-- begin --

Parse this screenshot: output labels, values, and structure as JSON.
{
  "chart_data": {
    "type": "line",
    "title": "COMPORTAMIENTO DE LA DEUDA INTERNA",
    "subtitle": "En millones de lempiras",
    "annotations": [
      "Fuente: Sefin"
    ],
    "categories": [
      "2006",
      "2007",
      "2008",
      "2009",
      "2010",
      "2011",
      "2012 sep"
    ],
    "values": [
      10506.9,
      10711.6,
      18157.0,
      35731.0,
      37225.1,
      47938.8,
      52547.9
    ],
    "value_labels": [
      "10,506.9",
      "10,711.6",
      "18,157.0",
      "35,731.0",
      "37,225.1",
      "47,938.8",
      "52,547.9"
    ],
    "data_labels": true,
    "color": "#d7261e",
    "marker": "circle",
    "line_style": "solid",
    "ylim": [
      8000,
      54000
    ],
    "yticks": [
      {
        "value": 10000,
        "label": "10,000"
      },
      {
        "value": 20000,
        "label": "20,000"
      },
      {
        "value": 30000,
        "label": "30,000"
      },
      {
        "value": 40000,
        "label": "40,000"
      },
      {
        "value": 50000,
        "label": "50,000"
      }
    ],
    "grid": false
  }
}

-- end --

Single out each line of the records above with the string "values" in it, and copy it.

SOLUTION FOR THIS TASK:
Parse this screenshot: output labels, values, and structure as JSON.
    "values": [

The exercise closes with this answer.